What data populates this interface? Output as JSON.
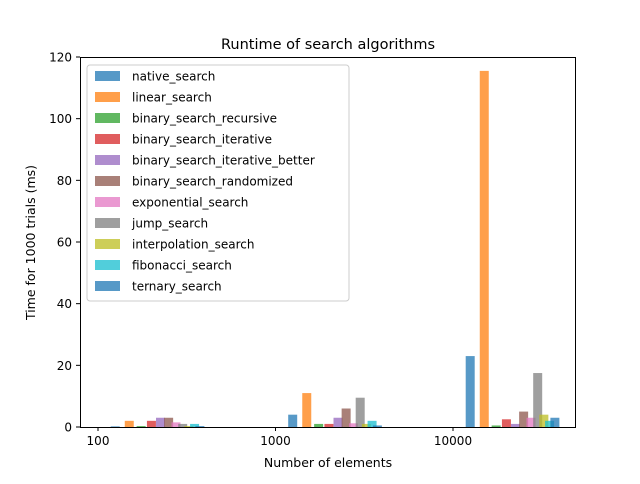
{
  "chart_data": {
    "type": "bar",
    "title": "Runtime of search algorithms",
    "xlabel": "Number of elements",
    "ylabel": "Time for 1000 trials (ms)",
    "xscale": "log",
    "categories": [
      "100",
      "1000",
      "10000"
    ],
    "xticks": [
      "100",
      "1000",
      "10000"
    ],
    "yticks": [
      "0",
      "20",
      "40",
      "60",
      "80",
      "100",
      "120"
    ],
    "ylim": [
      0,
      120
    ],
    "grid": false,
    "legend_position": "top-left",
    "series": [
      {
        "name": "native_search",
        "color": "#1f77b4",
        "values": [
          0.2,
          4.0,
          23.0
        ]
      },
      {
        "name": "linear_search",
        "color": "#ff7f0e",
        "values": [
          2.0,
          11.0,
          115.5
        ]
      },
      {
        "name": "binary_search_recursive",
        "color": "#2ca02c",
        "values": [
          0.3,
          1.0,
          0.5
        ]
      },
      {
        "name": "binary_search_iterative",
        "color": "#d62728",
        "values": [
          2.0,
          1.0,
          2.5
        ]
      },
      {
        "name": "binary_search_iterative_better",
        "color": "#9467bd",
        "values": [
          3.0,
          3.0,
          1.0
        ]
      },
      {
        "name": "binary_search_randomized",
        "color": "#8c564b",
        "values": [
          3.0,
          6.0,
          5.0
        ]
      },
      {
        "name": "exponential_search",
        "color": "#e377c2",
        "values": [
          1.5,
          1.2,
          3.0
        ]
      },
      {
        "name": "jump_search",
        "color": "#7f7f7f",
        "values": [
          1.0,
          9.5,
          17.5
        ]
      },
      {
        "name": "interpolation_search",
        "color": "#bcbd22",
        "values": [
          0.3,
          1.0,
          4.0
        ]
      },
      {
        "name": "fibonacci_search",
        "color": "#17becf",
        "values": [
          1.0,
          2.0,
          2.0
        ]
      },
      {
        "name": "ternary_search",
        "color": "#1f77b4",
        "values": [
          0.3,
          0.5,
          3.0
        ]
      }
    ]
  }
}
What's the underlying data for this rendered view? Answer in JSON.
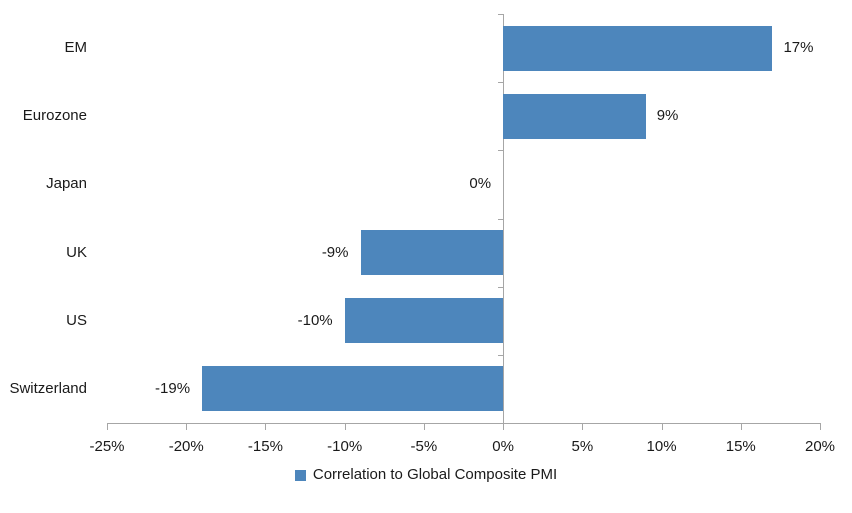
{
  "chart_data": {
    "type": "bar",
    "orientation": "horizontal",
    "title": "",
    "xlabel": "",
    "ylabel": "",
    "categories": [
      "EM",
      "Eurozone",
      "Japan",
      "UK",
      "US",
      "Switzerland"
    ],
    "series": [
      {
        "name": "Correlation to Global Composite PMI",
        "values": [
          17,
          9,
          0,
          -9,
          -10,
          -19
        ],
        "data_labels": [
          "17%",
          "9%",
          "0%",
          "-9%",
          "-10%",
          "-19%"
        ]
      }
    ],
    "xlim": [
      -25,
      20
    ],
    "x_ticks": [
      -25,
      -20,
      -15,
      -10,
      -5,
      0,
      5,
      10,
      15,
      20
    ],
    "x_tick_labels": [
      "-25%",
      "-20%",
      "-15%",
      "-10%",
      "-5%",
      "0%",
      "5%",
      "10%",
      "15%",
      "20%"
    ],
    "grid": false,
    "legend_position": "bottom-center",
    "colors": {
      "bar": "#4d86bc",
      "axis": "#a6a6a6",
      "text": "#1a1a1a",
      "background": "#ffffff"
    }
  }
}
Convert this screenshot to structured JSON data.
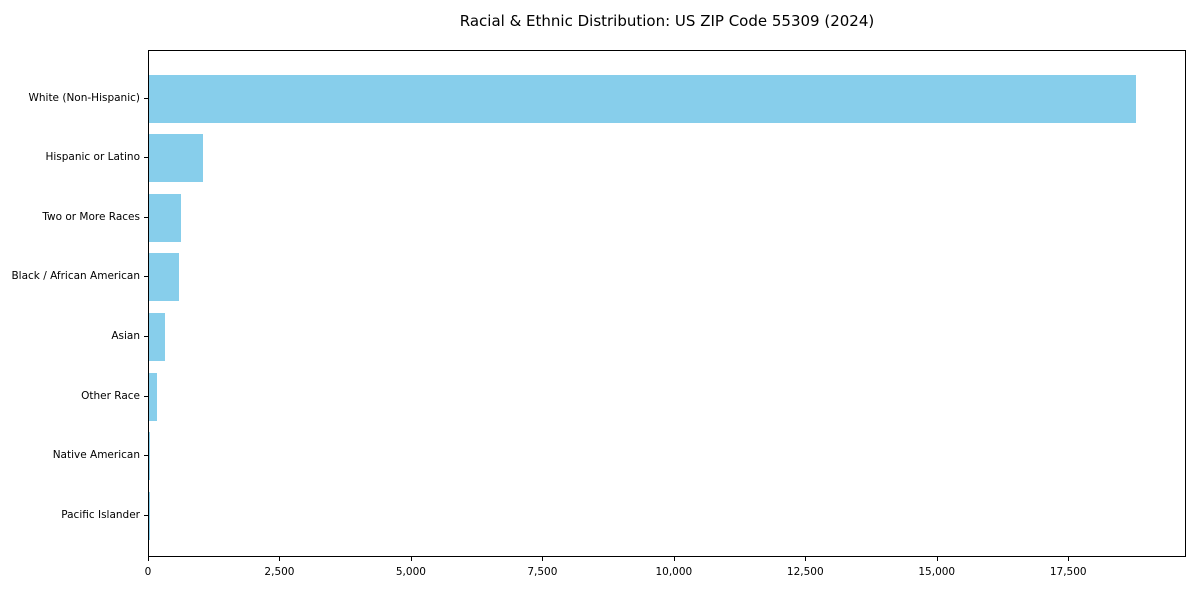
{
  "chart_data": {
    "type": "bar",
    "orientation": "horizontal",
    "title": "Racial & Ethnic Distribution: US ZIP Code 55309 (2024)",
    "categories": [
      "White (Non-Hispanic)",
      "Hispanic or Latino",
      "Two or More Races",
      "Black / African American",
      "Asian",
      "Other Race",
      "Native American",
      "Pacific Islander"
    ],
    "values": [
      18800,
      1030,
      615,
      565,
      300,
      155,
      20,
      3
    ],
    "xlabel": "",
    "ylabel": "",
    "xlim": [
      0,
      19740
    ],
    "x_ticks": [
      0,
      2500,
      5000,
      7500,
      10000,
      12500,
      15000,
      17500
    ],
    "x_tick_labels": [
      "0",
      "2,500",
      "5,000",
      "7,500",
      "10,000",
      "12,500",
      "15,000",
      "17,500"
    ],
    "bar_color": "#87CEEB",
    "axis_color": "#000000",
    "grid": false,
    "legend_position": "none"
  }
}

▶ Instructions to follow:
Without the pictures, extract every entry verbatim.

▶ Solution for this exercise:
What data populates this interface? Output as JSON.
{
  "chart_data": {
    "type": "bar",
    "title": "Runtime of search algorithms",
    "xlabel": "Number of elements",
    "ylabel": "Time for 1000 trials (ms)",
    "xscale": "log",
    "categories": [
      "100",
      "1000",
      "10000"
    ],
    "xticks": [
      "100",
      "1000",
      "10000"
    ],
    "yticks": [
      "0",
      "20",
      "40",
      "60",
      "80",
      "100",
      "120"
    ],
    "ylim": [
      0,
      120
    ],
    "grid": false,
    "legend_position": "top-left",
    "series": [
      {
        "name": "native_search",
        "color": "#1f77b4",
        "values": [
          0.2,
          4.0,
          23.0
        ]
      },
      {
        "name": "linear_search",
        "color": "#ff7f0e",
        "values": [
          2.0,
          11.0,
          115.5
        ]
      },
      {
        "name": "binary_search_recursive",
        "color": "#2ca02c",
        "values": [
          0.3,
          1.0,
          0.5
        ]
      },
      {
        "name": "binary_search_iterative",
        "color": "#d62728",
        "values": [
          2.0,
          1.0,
          2.5
        ]
      },
      {
        "name": "binary_search_iterative_better",
        "color": "#9467bd",
        "values": [
          3.0,
          3.0,
          1.0
        ]
      },
      {
        "name": "binary_search_randomized",
        "color": "#8c564b",
        "values": [
          3.0,
          6.0,
          5.0
        ]
      },
      {
        "name": "exponential_search",
        "color": "#e377c2",
        "values": [
          1.5,
          1.2,
          3.0
        ]
      },
      {
        "name": "jump_search",
        "color": "#7f7f7f",
        "values": [
          1.0,
          9.5,
          17.5
        ]
      },
      {
        "name": "interpolation_search",
        "color": "#bcbd22",
        "values": [
          0.3,
          1.0,
          4.0
        ]
      },
      {
        "name": "fibonacci_search",
        "color": "#17becf",
        "values": [
          1.0,
          2.0,
          2.0
        ]
      },
      {
        "name": "ternary_search",
        "color": "#1f77b4",
        "values": [
          0.3,
          0.5,
          3.0
        ]
      }
    ]
  }
}
What's the underlying data for this rendered view? Answer in JSON.
{
  "chart_data": {
    "type": "bar",
    "orientation": "horizontal",
    "title": "",
    "xlabel": "",
    "ylabel": "",
    "categories": [
      "EM",
      "Eurozone",
      "Japan",
      "UK",
      "US",
      "Switzerland"
    ],
    "series": [
      {
        "name": "Correlation to Global Composite PMI",
        "values": [
          17,
          9,
          0,
          -9,
          -10,
          -19
        ],
        "data_labels": [
          "17%",
          "9%",
          "0%",
          "-9%",
          "-10%",
          "-19%"
        ]
      }
    ],
    "xlim": [
      -25,
      20
    ],
    "x_ticks": [
      -25,
      -20,
      -15,
      -10,
      -5,
      0,
      5,
      10,
      15,
      20
    ],
    "x_tick_labels": [
      "-25%",
      "-20%",
      "-15%",
      "-10%",
      "-5%",
      "0%",
      "5%",
      "10%",
      "15%",
      "20%"
    ],
    "grid": false,
    "legend_position": "bottom-center",
    "colors": {
      "bar": "#4d86bc",
      "axis": "#a6a6a6",
      "text": "#1a1a1a",
      "background": "#ffffff"
    }
  }
}
Convert this screenshot to structured JSON data.
{
  "chart_data": {
    "type": "bar",
    "orientation": "horizontal",
    "title": "Racial & Ethnic Distribution: US ZIP Code 55309 (2024)",
    "categories": [
      "White (Non-Hispanic)",
      "Hispanic or Latino",
      "Two or More Races",
      "Black / African American",
      "Asian",
      "Other Race",
      "Native American",
      "Pacific Islander"
    ],
    "values": [
      18800,
      1030,
      615,
      565,
      300,
      155,
      20,
      3
    ],
    "xlabel": "",
    "ylabel": "",
    "xlim": [
      0,
      19740
    ],
    "x_ticks": [
      0,
      2500,
      5000,
      7500,
      10000,
      12500,
      15000,
      17500
    ],
    "x_tick_labels": [
      "0",
      "2,500",
      "5,000",
      "7,500",
      "10,000",
      "12,500",
      "15,000",
      "17,500"
    ],
    "bar_color": "#87CEEB",
    "axis_color": "#000000",
    "grid": false,
    "legend_position": "none"
  }
}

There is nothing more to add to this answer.